# [DATA FOR THE TASK]
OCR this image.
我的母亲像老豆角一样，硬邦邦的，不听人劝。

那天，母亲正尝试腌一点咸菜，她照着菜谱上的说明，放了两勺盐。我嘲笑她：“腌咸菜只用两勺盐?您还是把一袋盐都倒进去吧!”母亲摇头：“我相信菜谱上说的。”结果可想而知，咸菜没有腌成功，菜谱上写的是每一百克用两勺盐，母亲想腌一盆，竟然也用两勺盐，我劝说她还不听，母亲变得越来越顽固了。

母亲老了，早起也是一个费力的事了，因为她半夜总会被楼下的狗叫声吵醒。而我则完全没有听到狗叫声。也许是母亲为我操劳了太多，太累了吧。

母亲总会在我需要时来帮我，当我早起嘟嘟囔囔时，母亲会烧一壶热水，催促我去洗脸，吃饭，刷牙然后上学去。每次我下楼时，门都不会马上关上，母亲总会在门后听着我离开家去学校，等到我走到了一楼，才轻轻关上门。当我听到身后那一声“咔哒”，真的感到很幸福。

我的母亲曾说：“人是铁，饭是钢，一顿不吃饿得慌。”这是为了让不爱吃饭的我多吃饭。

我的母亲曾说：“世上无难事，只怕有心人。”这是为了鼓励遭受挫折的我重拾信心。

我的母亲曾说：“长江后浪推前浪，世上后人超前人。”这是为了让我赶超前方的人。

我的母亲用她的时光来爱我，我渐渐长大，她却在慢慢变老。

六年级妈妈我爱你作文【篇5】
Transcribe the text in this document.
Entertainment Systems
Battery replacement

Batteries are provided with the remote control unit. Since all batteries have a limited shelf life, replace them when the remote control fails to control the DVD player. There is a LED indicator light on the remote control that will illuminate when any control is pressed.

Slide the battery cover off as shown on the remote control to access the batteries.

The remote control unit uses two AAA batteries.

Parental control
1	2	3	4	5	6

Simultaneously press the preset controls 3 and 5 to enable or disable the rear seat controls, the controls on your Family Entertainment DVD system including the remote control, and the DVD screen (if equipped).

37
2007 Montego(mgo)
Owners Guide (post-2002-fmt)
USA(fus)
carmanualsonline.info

# [WORK REQUIRED]
Set down each entry again, unchanged.

# [WORKED SOLUTION]
OCR this image.
我的母亲像老豆角一样，硬邦邦的，不听人劝。

那天，母亲正尝试腌一点咸菜，她照着菜谱上的说明，放了两勺盐。我嘲笑她：“腌咸菜只用两勺盐?您还是把一袋盐都倒进去吧!”母亲摇头：“我相信菜谱上说的。”结果可想而知，咸菜没有腌成功，菜谱上写的是每一百克用两勺盐，母亲想腌一盆，竟然也用两勺盐，我劝说她还不听，母亲变得越来越顽固了。

母亲老了，早起也是一个费力的事了，因为她半夜总会被楼下的狗叫声吵醒。而我则完全没有听到狗叫声。也许是母亲为我操劳了太多，太累了吧。

母亲总会在我需要时来帮我，当我早起嘟嘟囔囔时，母亲会烧一壶热水，催促我去洗脸，吃饭，刷牙然后上学去。每次我下楼时，门都不会马上关上，母亲总会在门后听着我离开家去学校，等到我走到了一楼，才轻轻关上门。当我听到身后那一声“咔哒”，真的感到很幸福。

我的母亲曾说：“人是铁，饭是钢，一顿不吃饿得慌。”这是为了让不爱吃饭的我多吃饭。

我的母亲曾说：“世上无难事，只怕有心人。”这是为了鼓励遭受挫折的我重拾信心。

我的母亲曾说：“长江后浪推前浪，世上后人超前人。”这是为了让我赶超前方的人。

我的母亲用她的时光来爱我，我渐渐长大，她却在慢慢变老。

六年级妈妈我爱你作文【篇5】
Transcribe the text in this document.
Entertainment Systems
Battery replacement

Batteries are provided with the remote control unit. Since all batteries have a limited shelf life, replace them when the remote control fails to control the DVD player. There is a LED indicator light on the remote control that will illuminate when any control is pressed.

Slide the battery cover off as shown on the remote control to access the batteries.

The remote control unit uses two AAA batteries.

Parental control
1	2	3	4	5	6

Simultaneously press the preset controls 3 and 5 to enable or disable the rear seat controls, the controls on your Family Entertainment DVD system including the remote control, and the DVD screen (if equipped).

37
2007 Montego(mgo)
Owners Guide (post-2002-fmt)
USA(fus)
carmanualsonline.info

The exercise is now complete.